To do — Print the listing below line for line, with no changes.

Record set —

□ □ □ □ □

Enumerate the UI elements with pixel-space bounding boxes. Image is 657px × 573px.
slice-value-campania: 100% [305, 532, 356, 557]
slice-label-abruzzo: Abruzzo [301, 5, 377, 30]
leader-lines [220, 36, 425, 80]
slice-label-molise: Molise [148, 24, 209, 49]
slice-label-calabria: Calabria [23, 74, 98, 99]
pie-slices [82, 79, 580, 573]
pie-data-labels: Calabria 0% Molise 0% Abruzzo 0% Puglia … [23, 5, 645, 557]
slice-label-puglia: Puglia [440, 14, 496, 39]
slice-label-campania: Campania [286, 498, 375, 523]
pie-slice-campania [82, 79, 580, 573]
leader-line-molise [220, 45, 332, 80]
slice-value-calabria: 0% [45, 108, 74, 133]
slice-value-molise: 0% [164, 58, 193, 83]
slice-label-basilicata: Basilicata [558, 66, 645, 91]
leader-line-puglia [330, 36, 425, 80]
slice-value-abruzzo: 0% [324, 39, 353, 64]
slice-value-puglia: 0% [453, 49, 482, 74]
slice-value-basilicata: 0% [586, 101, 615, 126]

□ □ □ □ □

The solution —
Enumerate the UI elements with pixel-space bounding boxes. Image is 657px × 573px.
slice-value-campania: 100% [305, 532, 356, 557]
slice-label-abruzzo: Abruzzo [301, 5, 377, 30]
leader-lines [220, 36, 425, 80]
slice-label-molise: Molise [148, 24, 209, 49]
slice-label-calabria: Calabria [23, 74, 98, 99]
pie-slices [82, 79, 580, 573]
pie-data-labels: Calabria 0% Molise 0% Abruzzo 0% Puglia … [23, 5, 645, 557]
slice-label-puglia: Puglia [440, 14, 496, 39]
slice-label-campania: Campania [286, 498, 375, 523]
pie-slice-campania [82, 79, 580, 573]
leader-line-molise [220, 45, 332, 80]
slice-value-calabria: 0% [45, 108, 74, 133]
slice-value-molise: 0% [164, 58, 193, 83]
slice-label-basilicata: Basilicata [558, 66, 645, 91]
leader-line-puglia [330, 36, 425, 80]
slice-value-abruzzo: 0% [324, 39, 353, 64]
slice-value-puglia: 0% [453, 49, 482, 74]
slice-value-basilicata: 0% [586, 101, 615, 126]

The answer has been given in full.